Consider the records below. How many of their lines include the word "天津艺术职业学"? State the number and nothing else.

start INPUT

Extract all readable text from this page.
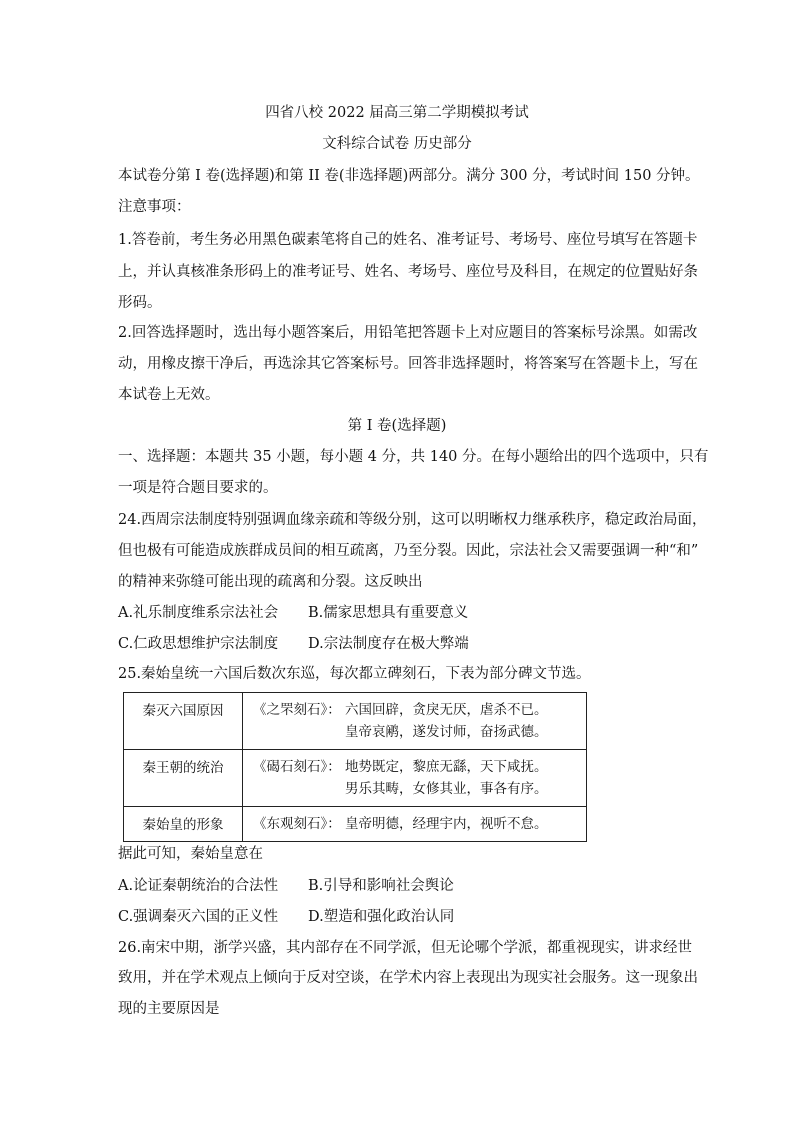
四省八校 2022 届高三第二学期模拟考试
文科综合试卷 历史部分
本试卷分第 I 卷(选择题)和第 II 卷(非选择题)两部分。满分 300 分，考试时间 150 分钟。
注意事项：
1.答卷前，考生务必用黑色碳素笔将自己的姓名、准考证号、考场号、座位号填写在答题卡
上，并认真核准条形码上的准考证号、姓名、考场号、座位号及科目，在规定的位置贴好条
形码。
2.回答选择题时，选出每小题答案后，用铅笔把答题卡上对应题目的答案标号涂黑。如需改
动，用橡皮擦干净后，再选涂其它答案标号。回答非选择题时，将答案写在答题卡上，写在
本试卷上无效。
第 I 卷(选择题)
一、选择题：本题共 35 小题，每小题 4 分，共 140 分。在每小题给出的四个选项中，只有
一项是符合题目要求的。
24.西周宗法制度特别强调血缘亲疏和等级分别，这可以明晰权力继承秩序，稳定政治局面，
但也极有可能造成族群成员间的相互疏离，乃至分裂。因此，宗法社会又需要强调一种“和”
的精神来弥缝可能出现的疏离和分裂。这反映出
A.礼乐制度维系宗法社会 B.儒家思想具有重要意义
C.仁政思想维护宗法制度 D.宗法制度存在极大弊端
25.秦始皇统一六国后数次东巡，每次都立碑刻石，下表为部分碑文节选。
秦灭六国原因	《之罘刻石》： 六国回辟，贪戾无厌，虐杀不已。
皇帝哀鹇，遂发讨师，奋扬武德。

秦王朝的统治	《碣石刻石》： 地势既定，黎庶无繇，天下咸抚。
男乐其畴，女修其业，事各有序。

秦始皇的形象	《东观刻石》： 皇帝明德，经理宇内，视听不怠。
据此可知，秦始皇意在
A.论证秦朝统治的合法性 B.引导和影响社会舆论
C.强调秦灭六国的正义性 D.塑造和强化政治认同
26.南宋中期，浙学兴盛，其内部存在不同学派，但无论哪个学派，都重视现实，讲求经世
致用，并在学术观点上倾向于反对空谈，在学术内容上表现出为现实社会服务。这一现象出
现的主要原因是
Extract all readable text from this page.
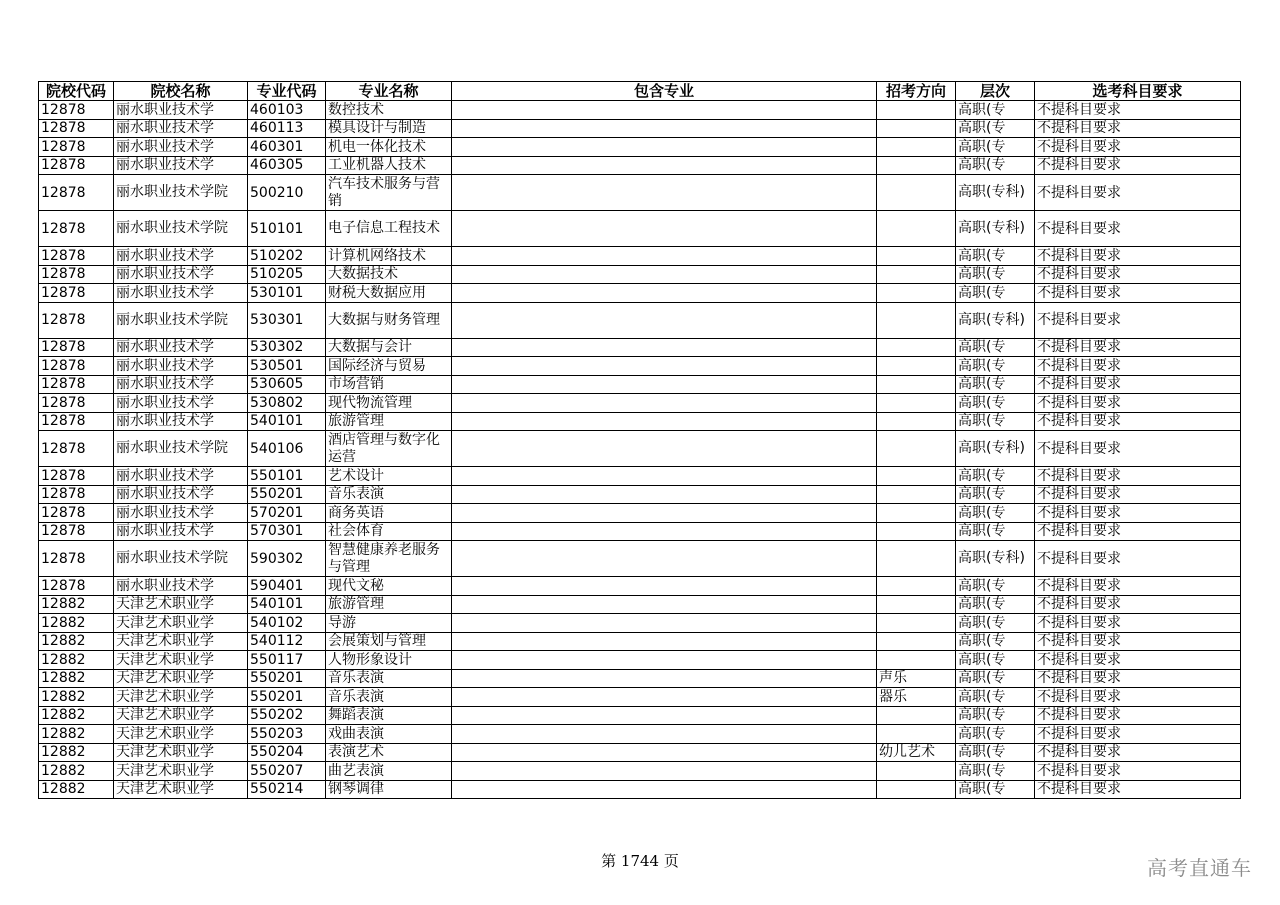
院校代码	院校名称	专业代码	专业名称	包含专业	招考方向	层次	选考科目要求
12878	丽水职业技术学	460103	数控技术			高职(专	不提科目要求
12878	丽水职业技术学	460113	模具设计与制造			高职(专	不提科目要求
12878	丽水职业技术学	460301	机电一体化技术			高职(专	不提科目要求
12878	丽水职业技术学	460305	工业机器人技术			高职(专	不提科目要求
12878	丽水职业技术学院	500210	汽车技术服务与营销			高职(专科)	不提科目要求
12878	丽水职业技术学院	510101	电子信息工程技术			高职(专科)	不提科目要求
12878	丽水职业技术学	510202	计算机网络技术			高职(专	不提科目要求
12878	丽水职业技术学	510205	大数据技术			高职(专	不提科目要求
12878	丽水职业技术学	530101	财税大数据应用			高职(专	不提科目要求
12878	丽水职业技术学院	530301	大数据与财务管理			高职(专科)	不提科目要求
12878	丽水职业技术学	530302	大数据与会计			高职(专	不提科目要求
12878	丽水职业技术学	530501	国际经济与贸易			高职(专	不提科目要求
12878	丽水职业技术学	530605	市场营销			高职(专	不提科目要求
12878	丽水职业技术学	530802	现代物流管理			高职(专	不提科目要求
12878	丽水职业技术学	540101	旅游管理			高职(专	不提科目要求
12878	丽水职业技术学院	540106	酒店管理与数字化运营			高职(专科)	不提科目要求
12878	丽水职业技术学	550101	艺术设计			高职(专	不提科目要求
12878	丽水职业技术学	550201	音乐表演			高职(专	不提科目要求
12878	丽水职业技术学	570201	商务英语			高职(专	不提科目要求
12878	丽水职业技术学	570301	社会体育			高职(专	不提科目要求
12878	丽水职业技术学院	590302	智慧健康养老服务与管理			高职(专科)	不提科目要求
12878	丽水职业技术学	590401	现代文秘			高职(专	不提科目要求
12882	天津艺术职业学	540101	旅游管理			高职(专	不提科目要求
12882	天津艺术职业学	540102	导游			高职(专	不提科目要求
12882	天津艺术职业学	540112	会展策划与管理			高职(专	不提科目要求
12882	天津艺术职业学	550117	人物形象设计			高职(专	不提科目要求
12882	天津艺术职业学	550201	音乐表演		声乐	高职(专	不提科目要求
12882	天津艺术职业学	550201	音乐表演		器乐	高职(专	不提科目要求
12882	天津艺术职业学	550202	舞蹈表演			高职(专	不提科目要求
12882	天津艺术职业学	550203	戏曲表演			高职(专	不提科目要求
12882	天津艺术职业学	550204	表演艺术		幼儿艺术	高职(专	不提科目要求
12882	天津艺术职业学	550207	曲艺表演			高职(专	不提科目要求
12882	天津艺术职业学	550214	钢琴调律			高职(专	不提科目要求
第 1744 页	高考直通车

end INPUT

**TASK OUTPUT**
11